=== Task instructions ===
From the entries below, tally how many lines contain "SIMS" and report only that figure.

=== Data rows ===

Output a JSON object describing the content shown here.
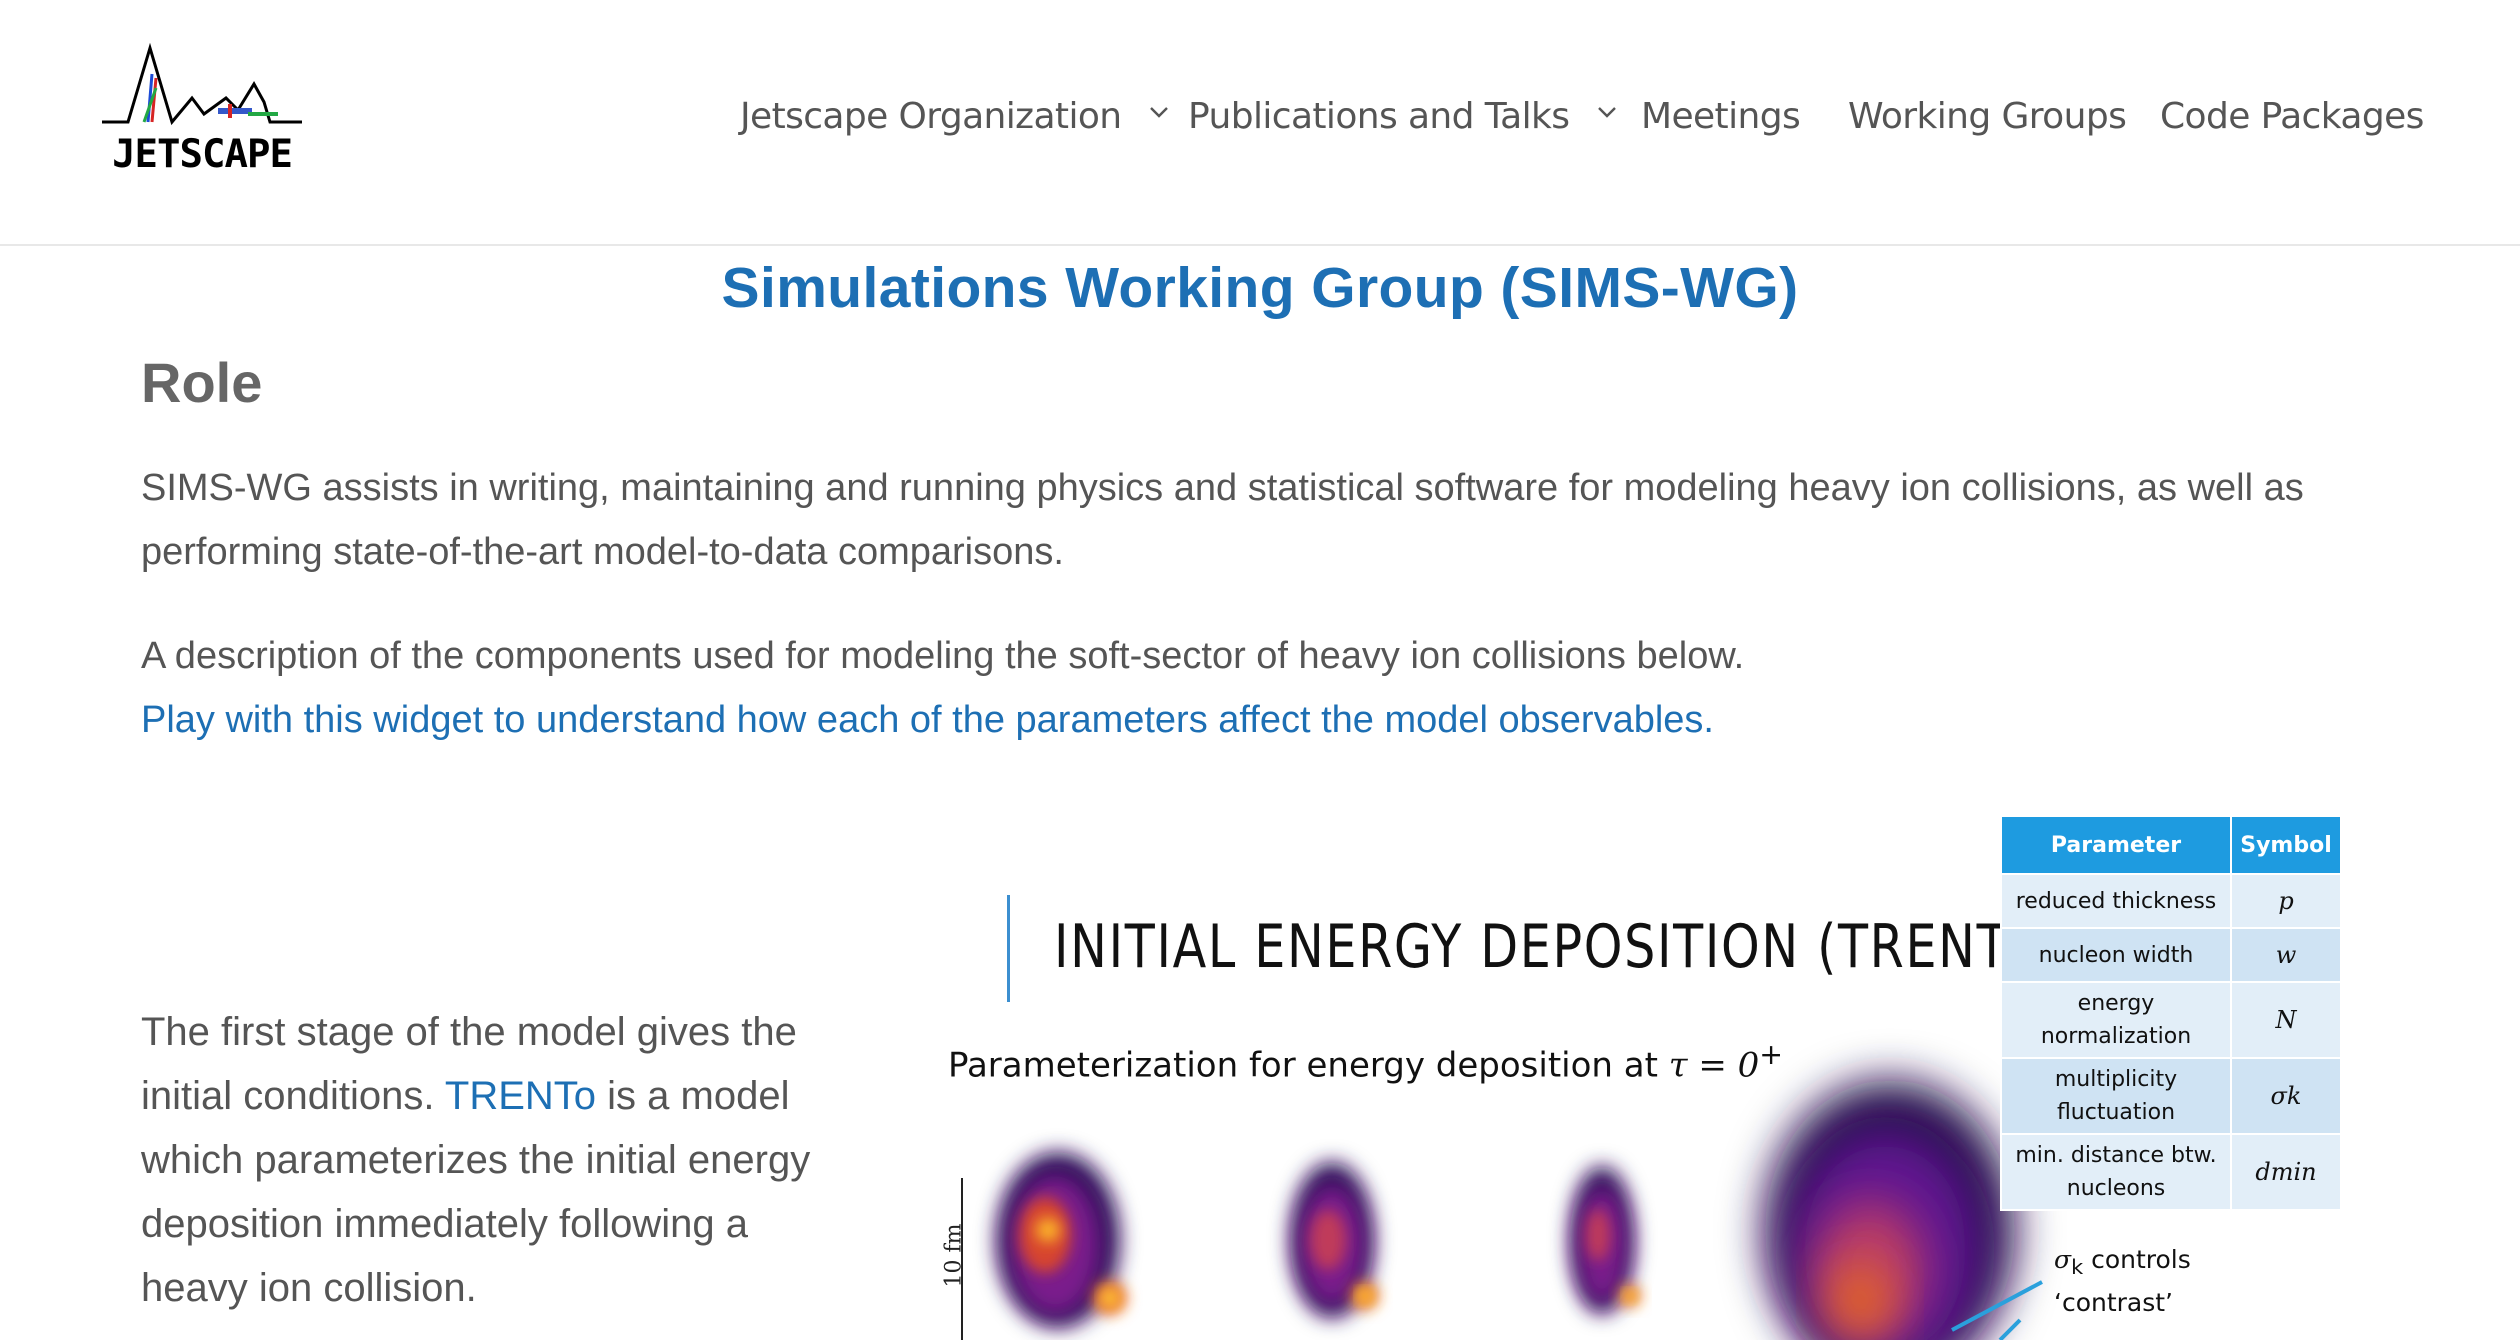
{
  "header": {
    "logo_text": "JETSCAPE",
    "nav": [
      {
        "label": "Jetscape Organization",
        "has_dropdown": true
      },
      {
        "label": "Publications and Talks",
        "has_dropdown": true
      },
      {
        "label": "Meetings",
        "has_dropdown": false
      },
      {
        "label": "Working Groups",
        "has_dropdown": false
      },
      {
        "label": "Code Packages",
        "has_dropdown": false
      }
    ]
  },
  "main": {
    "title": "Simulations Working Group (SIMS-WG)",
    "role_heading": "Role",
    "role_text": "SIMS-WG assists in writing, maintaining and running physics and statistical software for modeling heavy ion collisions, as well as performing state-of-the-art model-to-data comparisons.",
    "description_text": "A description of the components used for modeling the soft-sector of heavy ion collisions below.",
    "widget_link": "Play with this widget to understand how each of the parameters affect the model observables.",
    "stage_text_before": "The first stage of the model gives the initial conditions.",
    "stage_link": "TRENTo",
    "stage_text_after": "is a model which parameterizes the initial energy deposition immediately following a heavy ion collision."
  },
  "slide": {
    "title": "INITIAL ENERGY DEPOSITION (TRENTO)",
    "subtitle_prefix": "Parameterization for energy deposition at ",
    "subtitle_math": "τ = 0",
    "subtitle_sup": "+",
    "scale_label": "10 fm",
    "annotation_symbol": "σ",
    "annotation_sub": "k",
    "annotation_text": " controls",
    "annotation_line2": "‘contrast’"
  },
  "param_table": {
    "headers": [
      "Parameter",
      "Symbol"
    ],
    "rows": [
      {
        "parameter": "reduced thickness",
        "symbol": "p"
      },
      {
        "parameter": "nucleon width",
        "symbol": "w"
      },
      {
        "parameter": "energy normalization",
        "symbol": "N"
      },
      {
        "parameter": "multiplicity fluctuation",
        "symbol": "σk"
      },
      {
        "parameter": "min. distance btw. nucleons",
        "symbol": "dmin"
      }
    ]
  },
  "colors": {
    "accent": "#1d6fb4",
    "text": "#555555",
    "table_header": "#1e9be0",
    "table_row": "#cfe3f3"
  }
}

=== Task answer ===
2